Dataset records
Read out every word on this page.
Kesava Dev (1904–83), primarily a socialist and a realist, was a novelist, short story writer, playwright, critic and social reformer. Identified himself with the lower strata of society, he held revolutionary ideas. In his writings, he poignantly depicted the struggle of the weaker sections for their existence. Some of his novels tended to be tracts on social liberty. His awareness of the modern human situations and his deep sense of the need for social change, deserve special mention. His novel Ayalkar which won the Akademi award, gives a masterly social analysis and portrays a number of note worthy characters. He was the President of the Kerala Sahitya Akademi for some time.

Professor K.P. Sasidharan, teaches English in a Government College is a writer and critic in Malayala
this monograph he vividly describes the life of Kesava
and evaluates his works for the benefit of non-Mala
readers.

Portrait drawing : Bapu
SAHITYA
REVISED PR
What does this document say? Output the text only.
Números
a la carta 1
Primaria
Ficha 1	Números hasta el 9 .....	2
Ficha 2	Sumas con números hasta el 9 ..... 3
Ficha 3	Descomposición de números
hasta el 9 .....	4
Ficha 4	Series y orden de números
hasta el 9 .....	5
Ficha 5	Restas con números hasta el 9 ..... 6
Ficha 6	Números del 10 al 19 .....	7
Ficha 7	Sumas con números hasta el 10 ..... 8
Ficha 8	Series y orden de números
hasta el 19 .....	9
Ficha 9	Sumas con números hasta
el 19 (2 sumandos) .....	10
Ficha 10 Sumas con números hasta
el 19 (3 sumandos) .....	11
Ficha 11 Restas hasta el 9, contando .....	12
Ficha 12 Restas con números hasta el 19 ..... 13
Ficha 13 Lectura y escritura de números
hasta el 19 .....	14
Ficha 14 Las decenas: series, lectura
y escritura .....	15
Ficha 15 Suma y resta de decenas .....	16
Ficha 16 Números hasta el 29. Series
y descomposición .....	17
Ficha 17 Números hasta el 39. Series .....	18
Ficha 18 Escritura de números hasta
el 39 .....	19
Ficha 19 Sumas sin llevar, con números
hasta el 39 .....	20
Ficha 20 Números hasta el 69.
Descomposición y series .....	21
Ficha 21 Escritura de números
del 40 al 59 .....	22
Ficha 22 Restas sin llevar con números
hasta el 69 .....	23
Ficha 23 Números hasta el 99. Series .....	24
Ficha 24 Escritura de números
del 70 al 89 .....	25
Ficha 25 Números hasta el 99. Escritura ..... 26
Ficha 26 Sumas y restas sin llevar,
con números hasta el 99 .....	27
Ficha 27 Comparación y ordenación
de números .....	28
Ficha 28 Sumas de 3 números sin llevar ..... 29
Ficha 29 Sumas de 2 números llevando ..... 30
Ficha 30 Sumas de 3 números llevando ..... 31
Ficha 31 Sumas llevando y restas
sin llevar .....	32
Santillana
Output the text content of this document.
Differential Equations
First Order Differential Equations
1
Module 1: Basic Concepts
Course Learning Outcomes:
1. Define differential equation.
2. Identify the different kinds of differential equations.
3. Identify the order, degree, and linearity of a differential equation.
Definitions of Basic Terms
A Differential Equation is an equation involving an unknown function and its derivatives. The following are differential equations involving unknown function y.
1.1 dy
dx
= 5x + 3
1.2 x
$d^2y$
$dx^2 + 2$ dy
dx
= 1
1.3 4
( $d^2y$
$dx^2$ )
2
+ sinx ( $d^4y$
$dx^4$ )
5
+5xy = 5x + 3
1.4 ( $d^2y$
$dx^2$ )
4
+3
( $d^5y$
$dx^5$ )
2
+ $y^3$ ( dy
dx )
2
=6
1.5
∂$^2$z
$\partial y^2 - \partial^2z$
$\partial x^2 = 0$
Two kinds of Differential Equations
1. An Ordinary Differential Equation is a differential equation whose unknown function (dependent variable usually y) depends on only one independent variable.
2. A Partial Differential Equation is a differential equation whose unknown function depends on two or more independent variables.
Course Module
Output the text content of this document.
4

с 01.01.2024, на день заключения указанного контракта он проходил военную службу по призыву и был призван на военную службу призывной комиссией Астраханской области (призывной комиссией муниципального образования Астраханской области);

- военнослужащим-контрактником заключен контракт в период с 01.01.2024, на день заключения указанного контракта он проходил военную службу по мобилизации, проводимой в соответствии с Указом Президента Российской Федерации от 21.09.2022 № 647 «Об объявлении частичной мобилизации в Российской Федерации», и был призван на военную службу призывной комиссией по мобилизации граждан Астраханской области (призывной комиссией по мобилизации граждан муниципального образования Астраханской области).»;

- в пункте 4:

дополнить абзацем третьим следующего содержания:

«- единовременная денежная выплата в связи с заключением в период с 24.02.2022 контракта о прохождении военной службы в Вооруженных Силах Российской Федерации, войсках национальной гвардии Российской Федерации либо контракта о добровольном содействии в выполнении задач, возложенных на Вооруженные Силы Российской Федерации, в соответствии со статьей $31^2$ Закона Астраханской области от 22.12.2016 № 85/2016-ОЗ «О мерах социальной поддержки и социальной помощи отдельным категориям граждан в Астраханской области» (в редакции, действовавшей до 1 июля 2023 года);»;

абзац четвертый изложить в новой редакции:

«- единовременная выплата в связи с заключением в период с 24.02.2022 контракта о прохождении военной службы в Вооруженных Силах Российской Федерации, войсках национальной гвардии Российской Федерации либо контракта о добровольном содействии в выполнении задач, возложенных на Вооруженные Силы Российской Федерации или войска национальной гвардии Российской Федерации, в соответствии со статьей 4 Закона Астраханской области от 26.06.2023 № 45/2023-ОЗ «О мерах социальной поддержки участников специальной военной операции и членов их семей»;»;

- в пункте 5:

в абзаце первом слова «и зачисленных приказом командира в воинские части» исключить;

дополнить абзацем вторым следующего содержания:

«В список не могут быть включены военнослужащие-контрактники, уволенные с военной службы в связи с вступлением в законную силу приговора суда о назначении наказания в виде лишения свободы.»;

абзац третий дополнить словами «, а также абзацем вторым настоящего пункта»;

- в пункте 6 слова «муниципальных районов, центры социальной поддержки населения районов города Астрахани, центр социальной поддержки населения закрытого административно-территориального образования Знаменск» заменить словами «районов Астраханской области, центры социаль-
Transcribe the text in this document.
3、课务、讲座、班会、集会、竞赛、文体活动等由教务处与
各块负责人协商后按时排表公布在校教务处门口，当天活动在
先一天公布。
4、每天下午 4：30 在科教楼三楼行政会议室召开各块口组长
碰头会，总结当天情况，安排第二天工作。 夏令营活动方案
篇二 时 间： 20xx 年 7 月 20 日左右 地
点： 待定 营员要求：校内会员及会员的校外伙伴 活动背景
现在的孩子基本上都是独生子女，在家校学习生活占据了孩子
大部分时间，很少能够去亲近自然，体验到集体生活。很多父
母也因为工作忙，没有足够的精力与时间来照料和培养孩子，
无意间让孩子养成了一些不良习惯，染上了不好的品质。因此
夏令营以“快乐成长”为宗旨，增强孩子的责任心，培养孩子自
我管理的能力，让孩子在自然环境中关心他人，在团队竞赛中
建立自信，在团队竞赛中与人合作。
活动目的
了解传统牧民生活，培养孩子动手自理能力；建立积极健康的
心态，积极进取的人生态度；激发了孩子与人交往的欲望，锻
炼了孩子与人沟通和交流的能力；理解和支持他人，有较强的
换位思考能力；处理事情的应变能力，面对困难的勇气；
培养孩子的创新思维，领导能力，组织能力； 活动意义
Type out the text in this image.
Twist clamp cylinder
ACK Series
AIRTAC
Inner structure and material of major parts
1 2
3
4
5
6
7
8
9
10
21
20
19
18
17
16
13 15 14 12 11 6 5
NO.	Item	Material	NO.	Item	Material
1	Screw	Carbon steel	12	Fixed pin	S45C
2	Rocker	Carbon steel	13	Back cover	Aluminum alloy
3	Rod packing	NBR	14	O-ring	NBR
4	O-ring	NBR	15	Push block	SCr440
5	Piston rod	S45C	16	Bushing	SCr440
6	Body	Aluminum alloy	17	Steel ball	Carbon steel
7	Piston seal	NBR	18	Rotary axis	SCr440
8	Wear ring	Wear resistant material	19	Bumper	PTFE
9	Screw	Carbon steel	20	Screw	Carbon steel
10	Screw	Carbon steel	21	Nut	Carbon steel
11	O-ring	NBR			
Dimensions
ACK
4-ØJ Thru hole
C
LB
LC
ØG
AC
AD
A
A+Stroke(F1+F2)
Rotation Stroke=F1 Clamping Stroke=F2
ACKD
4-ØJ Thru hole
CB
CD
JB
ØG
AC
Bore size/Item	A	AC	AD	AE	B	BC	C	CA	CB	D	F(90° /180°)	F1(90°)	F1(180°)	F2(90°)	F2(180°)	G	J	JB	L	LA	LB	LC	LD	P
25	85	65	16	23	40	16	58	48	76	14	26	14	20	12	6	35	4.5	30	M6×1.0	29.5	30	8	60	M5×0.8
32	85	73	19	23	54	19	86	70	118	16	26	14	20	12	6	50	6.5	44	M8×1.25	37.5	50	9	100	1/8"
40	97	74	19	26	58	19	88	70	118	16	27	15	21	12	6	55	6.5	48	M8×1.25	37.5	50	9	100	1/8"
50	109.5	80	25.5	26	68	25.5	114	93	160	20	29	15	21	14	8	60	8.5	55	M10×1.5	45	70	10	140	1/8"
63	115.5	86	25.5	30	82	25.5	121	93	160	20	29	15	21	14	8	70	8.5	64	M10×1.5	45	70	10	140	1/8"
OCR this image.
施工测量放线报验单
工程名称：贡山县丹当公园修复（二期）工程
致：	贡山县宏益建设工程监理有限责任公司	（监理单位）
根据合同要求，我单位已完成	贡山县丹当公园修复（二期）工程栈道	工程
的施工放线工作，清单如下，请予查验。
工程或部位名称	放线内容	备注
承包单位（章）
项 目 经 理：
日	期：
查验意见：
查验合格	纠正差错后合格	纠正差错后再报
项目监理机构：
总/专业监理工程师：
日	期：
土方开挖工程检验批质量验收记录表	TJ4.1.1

PROBLEM DETAILS - From the "OCR this image." line to the close of the listing, restate each line word for word.

TASK OUTPUT -
OCR this image.
施工测量放线报验单
工程名称：贡山县丹当公园修复（二期）工程
致：	贡山县宏益建设工程监理有限责任公司	（监理单位）
根据合同要求，我单位已完成	贡山县丹当公园修复（二期）工程栈道	工程
的施工放线工作，清单如下，请予查验。
工程或部位名称	放线内容	备注
承包单位（章）
项 目 经 理：
日	期：
查验意见：
查验合格	纠正差错后合格	纠正差错后再报
项目监理机构：
总/专业监理工程师：
日	期：
土方开挖工程检验批质量验收记录表	TJ4.1.1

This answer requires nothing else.